→ **読解用本文**:

大阪・十三の第七藝術劇場で11月30日(金)から「戦争とファシズム映画祭」が開催され、ドキュメンタリー監督の想田和弘さんが選出した作品10本が一挙上映される。12月2日(日)まで。


想田和弘監督(写真左)と「大阪ええじゃないか」の湯浅さん(中央)ら。

11月23日(金・祝)から始まったフェスタ「大阪ええじゃないか」の一環として開催される。
想田和弘さんは、ドキュメンタリー映画監督。『選挙』『精神』『演劇1・2』など「観察映画」シリーズを発表し、社会問題や政治情勢に肉迫してきた。今回は古今の映画作品の中から、想田さんが選んだ10本を上映する。テーマは戦争映画、もしくはファシズムを描いた映画。

想田さんは、「近年、独裁的な強い指導者や対外への強硬策を求める声が、日本で強くなっていることを感じています。でも私を含めて、実際にファシズムや戦争を体験せずに育ってきた人ばかり」と話す。そのため、理屈ではなく体感できる作品を10本を選出したという。「この名作たちを見て、戦争やファシズムについて考え、語り合う機会を持ってほしい」と訴える。


「戦争やファシズムを映画で体感して、考えるきっかけにしてほしい」と話す想田監督

上映されるのは、第1次世界大戦中のドイツ軍捕虜の脱走を描いた『大いなる幻影』(1937年)、第2次世界大戦終結時の北イタリアが舞台の『カーネーションの卵』(1991年)、同じく第2次大戦中日本軍に支配されたパプア・ニューギニアのドキュメンタリー『戦場の女たち』(1989年)、ベトナム戦争の実態をあばき社会現象ともなった『ハーツ・アンド・マインズ / ベトナム戦争の真実』(1974年)、映画活動を禁止され軟禁された監督が制作し話題を呼んだ『これは映画ではない』(2011年)、アメリカで実際に行われた独裁の心理実験を映画化した『THE WAVE』(2008年)、天皇の戦争責任を追及するアナーキストを追ったドキュメンタリー『ゆきゆきて、神軍』(1987年)。そして南満州の鉄鋼会社と戦争の実態に迫った大作『人間の條件』の第1部~第3部(1959年~61年)。

→ **元データ**:
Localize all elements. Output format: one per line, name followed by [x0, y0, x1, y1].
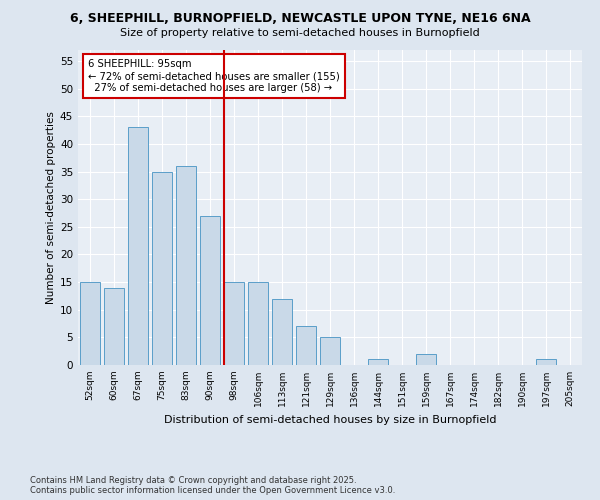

→ **演習問題**:
• a. 戦争とファシズム映画祭の記事によると、上映される10本を選んだのは誰か。
• b. 戦争とファシズム映画祭の記事を、最後の文の後から書き進めよ。

→ **想定解答**:
• a. ドキュメンタリー映画監督の想田和弘さん。

• b.
『人間の條件 第1部・純愛篇/第2部・激怒篇』(c)1959松竹

想田監督は「どれも、戦争やファシズムが体感できる素晴らしい映画」と太鼓判を押す。中でも『人間の條件』は、「映画という枠を飛び越えた、人類の遺産ともいうべき作品」と大絶賛。3部が連続で上映される機会はめったにないといい、「この機会にぜひ、この傑作を味わってほしい」と話す。
また、学生たちが廃止の検討が進んでいる公共施設を巡り、その実態を記録した映像作品『大阪!なくなる?ツアー』シリーズの併映も行われる。

開催期間は11月30日(金)から12月2日(日)まで。場所は大阪・十三の第七藝術劇場。
毎回上映後には想田監督らも参加するトークショーを開催。専門家や作品の作り手たちの意見を交えながら、戦争とファシズムについて観客に問いかけていく予定。

■開催日程
11月30日(金)~12月2日(日)

■料金
一般・専門・大学生1,500円
中・高・シニア・会員1,000円
4プログラム券4,800円

■開催場所
第七藝術劇場
(大阪市淀川区十三本町1-7-27 サンポードシティ6階 、TEL 06-6302-2073)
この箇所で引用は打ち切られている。